→ **What the task asks**
Would you print the data below exactly, leaving out every picture?
::::::::::
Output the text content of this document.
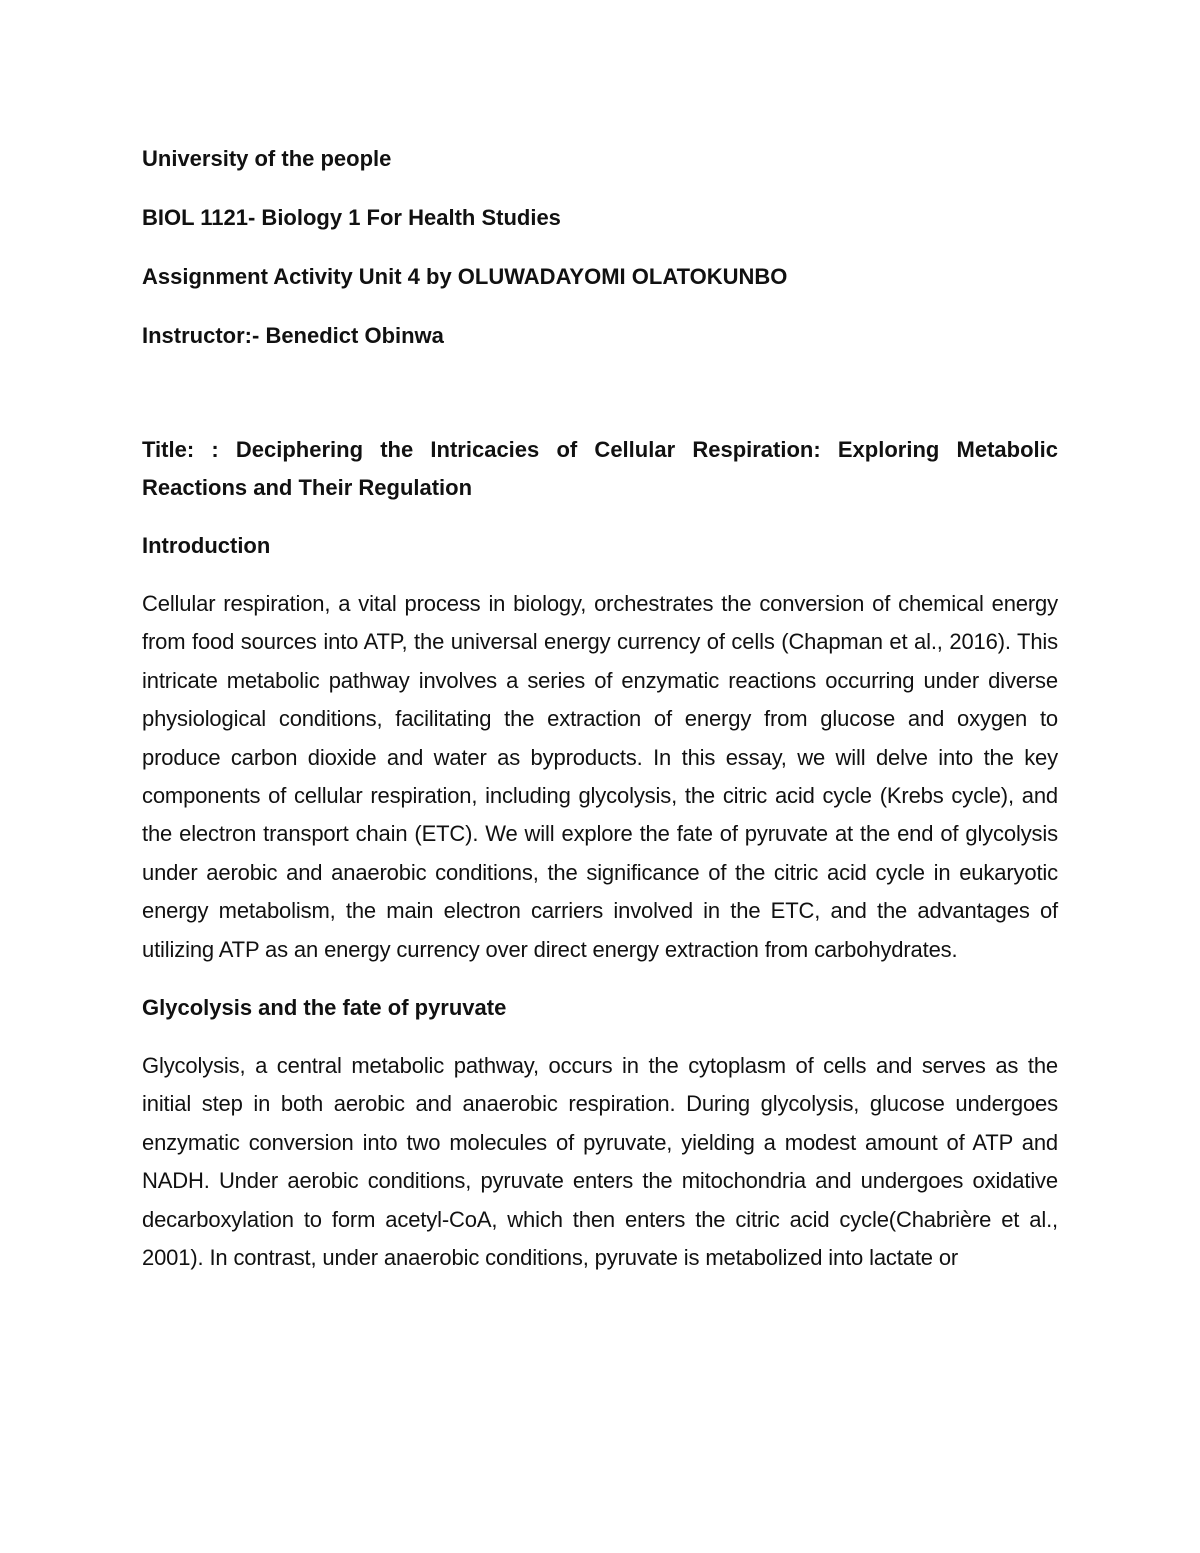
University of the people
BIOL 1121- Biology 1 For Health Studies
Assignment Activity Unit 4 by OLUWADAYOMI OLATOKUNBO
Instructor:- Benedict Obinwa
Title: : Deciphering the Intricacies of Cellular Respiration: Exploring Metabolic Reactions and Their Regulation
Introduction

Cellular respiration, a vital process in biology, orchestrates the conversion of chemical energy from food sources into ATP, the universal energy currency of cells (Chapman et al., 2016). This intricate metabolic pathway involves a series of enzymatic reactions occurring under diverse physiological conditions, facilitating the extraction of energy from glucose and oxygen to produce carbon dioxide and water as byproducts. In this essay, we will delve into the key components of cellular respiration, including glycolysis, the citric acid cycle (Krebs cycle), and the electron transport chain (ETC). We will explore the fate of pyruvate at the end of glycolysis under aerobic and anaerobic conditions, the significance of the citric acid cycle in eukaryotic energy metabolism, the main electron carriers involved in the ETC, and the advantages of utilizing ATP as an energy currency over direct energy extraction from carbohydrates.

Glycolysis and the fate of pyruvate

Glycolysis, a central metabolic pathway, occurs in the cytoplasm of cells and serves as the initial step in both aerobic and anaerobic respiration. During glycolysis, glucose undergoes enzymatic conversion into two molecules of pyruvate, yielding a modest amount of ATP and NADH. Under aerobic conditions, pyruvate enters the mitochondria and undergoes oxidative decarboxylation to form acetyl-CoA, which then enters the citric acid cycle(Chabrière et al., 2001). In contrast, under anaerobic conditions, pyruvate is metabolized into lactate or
::::::::::
→ **Answer to the problem**
Output the text content of this document.
University of the people
BIOL 1121- Biology 1 For Health Studies
Assignment Activity Unit 4 by OLUWADAYOMI OLATOKUNBO
Instructor:- Benedict Obinwa
Title: : Deciphering the Intricacies of Cellular Respiration: Exploring Metabolic Reactions and Their Regulation
Introduction

Cellular respiration, a vital process in biology, orchestrates the conversion of chemical energy from food sources into ATP, the universal energy currency of cells (Chapman et al., 2016). This intricate metabolic pathway involves a series of enzymatic reactions occurring under diverse physiological conditions, facilitating the extraction of energy from glucose and oxygen to produce carbon dioxide and water as byproducts. In this essay, we will delve into the key components of cellular respiration, including glycolysis, the citric acid cycle (Krebs cycle), and the electron transport chain (ETC). We will explore the fate of pyruvate at the end of glycolysis under aerobic and anaerobic conditions, the significance of the citric acid cycle in eukaryotic energy metabolism, the main electron carriers involved in the ETC, and the advantages of utilizing ATP as an energy currency over direct energy extraction from carbohydrates.

Glycolysis and the fate of pyruvate

Glycolysis, a central metabolic pathway, occurs in the cytoplasm of cells and serves as the initial step in both aerobic and anaerobic respiration. During glycolysis, glucose undergoes enzymatic conversion into two molecules of pyruvate, yielding a modest amount of ATP and NADH. Under aerobic conditions, pyruvate enters the mitochondria and undergoes oxidative decarboxylation to form acetyl-CoA, which then enters the citric acid cycle(Chabrière et al., 2001). In contrast, under anaerobic conditions, pyruvate is metabolized into lactate or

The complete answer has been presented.